WHAT TO WORK ON
What you return should match every record exactly, with the images removed.

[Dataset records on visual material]
_ _ _
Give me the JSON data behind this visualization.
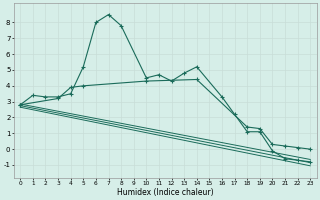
{
  "xlabel": "Humidex (Indice chaleur)",
  "background_color": "#d6eee8",
  "grid_color": "#c8ddd8",
  "line_color": "#1a6b5a",
  "xlim": [
    -0.5,
    23.5
  ],
  "ylim": [
    -1.8,
    9.2
  ],
  "yticks": [
    -1,
    0,
    1,
    2,
    3,
    4,
    5,
    6,
    7,
    8
  ],
  "xticks": [
    0,
    1,
    2,
    3,
    4,
    5,
    6,
    7,
    8,
    9,
    10,
    11,
    12,
    13,
    14,
    15,
    16,
    17,
    18,
    19,
    20,
    21,
    22,
    23
  ],
  "curve1_x": [
    0,
    1,
    2,
    3,
    4,
    5,
    6,
    7,
    8,
    10,
    11,
    12,
    13,
    14,
    16,
    17,
    18,
    19,
    20,
    21,
    22,
    23
  ],
  "curve1_y": [
    2.8,
    3.4,
    3.3,
    3.3,
    3.5,
    5.2,
    8.0,
    8.5,
    7.8,
    4.5,
    4.7,
    4.3,
    4.8,
    5.2,
    3.3,
    2.2,
    1.1,
    1.1,
    -0.1,
    -0.6,
    -0.7,
    -0.8
  ],
  "curve2_x": [
    0,
    3,
    4,
    5,
    10,
    14,
    18,
    19,
    20,
    21,
    22,
    23
  ],
  "curve2_y": [
    2.8,
    3.2,
    3.9,
    4.0,
    4.3,
    4.4,
    1.4,
    1.3,
    0.3,
    0.2,
    0.1,
    0.0
  ],
  "line1_x": [
    0,
    23
  ],
  "line1_y": [
    2.85,
    -0.65
  ],
  "line2_x": [
    0,
    23
  ],
  "line2_y": [
    2.75,
    -0.85
  ],
  "line3_x": [
    0,
    23
  ],
  "line3_y": [
    2.65,
    -1.05
  ]
}
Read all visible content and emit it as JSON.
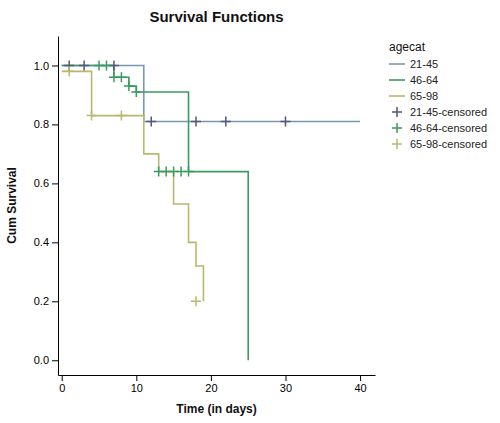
{
  "chart_data": {
    "type": "step",
    "title": "Survival Functions",
    "x_label": "Time (in days)",
    "y_label": "Cum Survival",
    "legend_title": "agecat",
    "legend": "upper right",
    "grid": false,
    "xlim": [
      -0.5,
      42
    ],
    "ylim": [
      -0.05,
      1.1
    ],
    "xticks": [
      0,
      10,
      20,
      30,
      40
    ],
    "yticks": [
      {
        "value": 0.0,
        "label": "0.0"
      },
      0.2,
      0.4,
      0.6,
      0.8,
      {
        "value": 1.0,
        "label": "1.0"
      }
    ],
    "series": [
      {
        "name": "21-45",
        "type": "step",
        "color": "#7899aa",
        "x": [
          0,
          11,
          11,
          40
        ],
        "values": [
          1.0,
          1.0,
          0.81,
          0.81
        ]
      },
      {
        "name": "46-64",
        "type": "step",
        "color": "#3a9a60",
        "x": [
          0,
          5,
          7,
          9,
          10,
          17,
          17,
          25,
          25
        ],
        "values": [
          1.0,
          1.0,
          0.96,
          0.93,
          0.91,
          0.64,
          0.64,
          0.32,
          0.0
        ]
      },
      {
        "name": "65-98",
        "type": "step",
        "color": "#b8b870",
        "x": [
          0,
          1,
          4,
          8,
          11,
          13,
          15,
          17,
          18,
          19
        ],
        "values": [
          0.98,
          0.98,
          0.83,
          0.83,
          0.7,
          0.64,
          0.53,
          0.4,
          0.32,
          0.2
        ]
      },
      {
        "name": "21-45-censored",
        "type": "scatter",
        "marker": "plus",
        "color": "#555577",
        "x": [
          1,
          3,
          7,
          12,
          18,
          22,
          30
        ],
        "values": [
          1.0,
          1.0,
          1.0,
          0.81,
          0.81,
          0.81,
          0.81
        ]
      },
      {
        "name": "46-64-censored",
        "type": "scatter",
        "marker": "plus",
        "color": "#3a9a60",
        "x": [
          5,
          6,
          7,
          8,
          9,
          10,
          13,
          14,
          15,
          16,
          17
        ],
        "values": [
          1.0,
          1.0,
          0.96,
          0.96,
          0.93,
          0.91,
          0.64,
          0.64,
          0.64,
          0.64,
          0.64
        ]
      },
      {
        "name": "65-98-censored",
        "type": "scatter",
        "marker": "plus",
        "color": "#b8b870",
        "x": [
          1,
          4,
          8,
          18
        ],
        "values": [
          0.98,
          0.83,
          0.83,
          0.2
        ]
      }
    ]
  }
}
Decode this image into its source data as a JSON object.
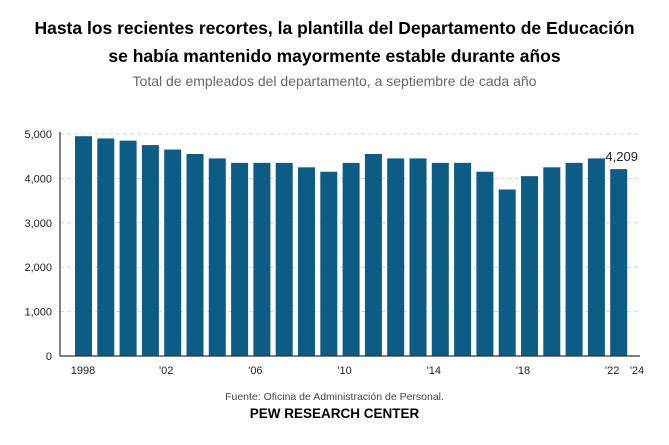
{
  "chart_data": {
    "type": "bar",
    "title": "Hasta los recientes recortes, la plantilla del Departamento de Educación se había mantenido mayormente estable durante años",
    "title_lines": [
      "Hasta los recientes recortes, la plantilla del Departamento de Educación",
      "se había mantenido mayormente estable durante años"
    ],
    "subtitle": "Total de empleados del departamento, a septiembre de cada año",
    "xlabel": "",
    "ylabel": "",
    "categories": [
      "1998",
      "1999",
      "2000",
      "2001",
      "2002",
      "2003",
      "2004",
      "2005",
      "2006",
      "2007",
      "2008",
      "2009",
      "2010",
      "2011",
      "2012",
      "2013",
      "2014",
      "2015",
      "2016",
      "2017",
      "2018",
      "2019",
      "2020",
      "2021",
      "2022"
    ],
    "values": [
      4950,
      4900,
      4850,
      4750,
      4650,
      4550,
      4450,
      4350,
      4350,
      4350,
      4250,
      4150,
      4350,
      4550,
      4450,
      4450,
      4350,
      4350,
      4150,
      3750,
      4050,
      4250,
      4350,
      4450,
      4209
    ],
    "x_tick_labels": [
      "1998",
      "'02",
      "'06",
      "'10",
      "'14",
      "'18",
      "'22",
      "'24"
    ],
    "x_tick_years": [
      1998,
      2002,
      2006,
      2010,
      2014,
      2018,
      2022,
      2024
    ],
    "y_ticks": [
      0,
      1000,
      2000,
      3000,
      4000,
      5000
    ],
    "y_tick_labels": [
      "0",
      "1,000",
      "2,000",
      "3,000",
      "4,000",
      "5,000"
    ],
    "ylim": [
      0,
      5000
    ],
    "grid": true,
    "annotations": [
      {
        "category": "2022",
        "text": "4,209"
      }
    ],
    "bar_color": "#0d5c85",
    "legend": "none"
  },
  "footer": {
    "source": "Fuente: Oficina de Administración de Personal.",
    "brand": "PEW RESEARCH CENTER"
  }
}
_ _ _
IN RESPONSE
Give me the JSON data behind this visualization.
{
  "xlabel": "Humidex (Indice chaleur)",
  "background_color": "#d6eee8",
  "grid_color": "#c8ddd8",
  "line_color": "#1a6b5a",
  "xlim": [
    -0.5,
    23.5
  ],
  "ylim": [
    -1.8,
    9.2
  ],
  "yticks": [
    -1,
    0,
    1,
    2,
    3,
    4,
    5,
    6,
    7,
    8
  ],
  "xticks": [
    0,
    1,
    2,
    3,
    4,
    5,
    6,
    7,
    8,
    9,
    10,
    11,
    12,
    13,
    14,
    15,
    16,
    17,
    18,
    19,
    20,
    21,
    22,
    23
  ],
  "curve1_x": [
    0,
    1,
    2,
    3,
    4,
    5,
    6,
    7,
    8,
    10,
    11,
    12,
    13,
    14,
    16,
    17,
    18,
    19,
    20,
    21,
    22,
    23
  ],
  "curve1_y": [
    2.8,
    3.4,
    3.3,
    3.3,
    3.5,
    5.2,
    8.0,
    8.5,
    7.8,
    4.5,
    4.7,
    4.3,
    4.8,
    5.2,
    3.3,
    2.2,
    1.1,
    1.1,
    -0.1,
    -0.6,
    -0.7,
    -0.8
  ],
  "curve2_x": [
    0,
    3,
    4,
    5,
    10,
    14,
    18,
    19,
    20,
    21,
    22,
    23
  ],
  "curve2_y": [
    2.8,
    3.2,
    3.9,
    4.0,
    4.3,
    4.4,
    1.4,
    1.3,
    0.3,
    0.2,
    0.1,
    0.0
  ],
  "line1_x": [
    0,
    23
  ],
  "line1_y": [
    2.85,
    -0.65
  ],
  "line2_x": [
    0,
    23
  ],
  "line2_y": [
    2.75,
    -0.85
  ],
  "line3_x": [
    0,
    23
  ],
  "line3_y": [
    2.65,
    -1.05
  ]
}
Read all visible content and emit it as JSON.
{
  "chart_data": {
    "type": "step",
    "title": "Survival Functions",
    "x_label": "Time (in days)",
    "y_label": "Cum Survival",
    "legend_title": "agecat",
    "legend": "upper right",
    "grid": false,
    "xlim": [
      -0.5,
      42
    ],
    "ylim": [
      -0.05,
      1.1
    ],
    "xticks": [
      0,
      10,
      20,
      30,
      40
    ],
    "yticks": [
      {
        "value": 0.0,
        "label": "0.0"
      },
      0.2,
      0.4,
      0.6,
      0.8,
      {
        "value": 1.0,
        "label": "1.0"
      }
    ],
    "series": [
      {
        "name": "21-45",
        "type": "step",
        "color": "#7899aa",
        "x": [
          0,
          11,
          11,
          40
        ],
        "values": [
          1.0,
          1.0,
          0.81,
          0.81
        ]
      },
      {
        "name": "46-64",
        "type": "step",
        "color": "#3a9a60",
        "x": [
          0,
          5,
          7,
          9,
          10,
          17,
          17,
          25,
          25
        ],
        "values": [
          1.0,
          1.0,
          0.96,
          0.93,
          0.91,
          0.64,
          0.64,
          0.32,
          0.0
        ]
      },
      {
        "name": "65-98",
        "type": "step",
        "color": "#b8b870",
        "x": [
          0,
          1,
          4,
          8,
          11,
          13,
          15,
          17,
          18,
          19
        ],
        "values": [
          0.98,
          0.98,
          0.83,
          0.83,
          0.7,
          0.64,
          0.53,
          0.4,
          0.32,
          0.2
        ]
      },
      {
        "name": "21-45-censored",
        "type": "scatter",
        "marker": "plus",
        "color": "#555577",
        "x": [
          1,
          3,
          7,
          12,
          18,
          22,
          30
        ],
        "values": [
          1.0,
          1.0,
          1.0,
          0.81,
          0.81,
          0.81,
          0.81
        ]
      },
      {
        "name": "46-64-censored",
        "type": "scatter",
        "marker": "plus",
        "color": "#3a9a60",
        "x": [
          5,
          6,
          7,
          8,
          9,
          10,
          13,
          14,
          15,
          16,
          17
        ],
        "values": [
          1.0,
          1.0,
          0.96,
          0.96,
          0.93,
          0.91,
          0.64,
          0.64,
          0.64,
          0.64,
          0.64
        ]
      },
      {
        "name": "65-98-censored",
        "type": "scatter",
        "marker": "plus",
        "color": "#b8b870",
        "x": [
          1,
          4,
          8,
          18
        ],
        "values": [
          0.98,
          0.83,
          0.83,
          0.2
        ]
      }
    ]
  }
}
Decode this image into its source data as a JSON object.
{
  "chart_data": {
    "type": "bar",
    "title": "Hasta los recientes recortes, la plantilla del Departamento de Educación se había mantenido mayormente estable durante años",
    "title_lines": [
      "Hasta los recientes recortes, la plantilla del Departamento de Educación",
      "se había mantenido mayormente estable durante años"
    ],
    "subtitle": "Total de empleados del departamento, a septiembre de cada año",
    "xlabel": "",
    "ylabel": "",
    "categories": [
      "1998",
      "1999",
      "2000",
      "2001",
      "2002",
      "2003",
      "2004",
      "2005",
      "2006",
      "2007",
      "2008",
      "2009",
      "2010",
      "2011",
      "2012",
      "2013",
      "2014",
      "2015",
      "2016",
      "2017",
      "2018",
      "2019",
      "2020",
      "2021",
      "2022"
    ],
    "values": [
      4950,
      4900,
      4850,
      4750,
      4650,
      4550,
      4450,
      4350,
      4350,
      4350,
      4250,
      4150,
      4350,
      4550,
      4450,
      4450,
      4350,
      4350,
      4150,
      3750,
      4050,
      4250,
      4350,
      4450,
      4209
    ],
    "x_tick_labels": [
      "1998",
      "'02",
      "'06",
      "'10",
      "'14",
      "'18",
      "'22",
      "'24"
    ],
    "x_tick_years": [
      1998,
      2002,
      2006,
      2010,
      2014,
      2018,
      2022,
      2024
    ],
    "y_ticks": [
      0,
      1000,
      2000,
      3000,
      4000,
      5000
    ],
    "y_tick_labels": [
      "0",
      "1,000",
      "2,000",
      "3,000",
      "4,000",
      "5,000"
    ],
    "ylim": [
      0,
      5000
    ],
    "grid": true,
    "annotations": [
      {
        "category": "2022",
        "text": "4,209"
      }
    ],
    "bar_color": "#0d5c85",
    "legend": "none"
  },
  "footer": {
    "source": "Fuente: Oficina de Administración de Personal.",
    "brand": "PEW RESEARCH CENTER"
  }
}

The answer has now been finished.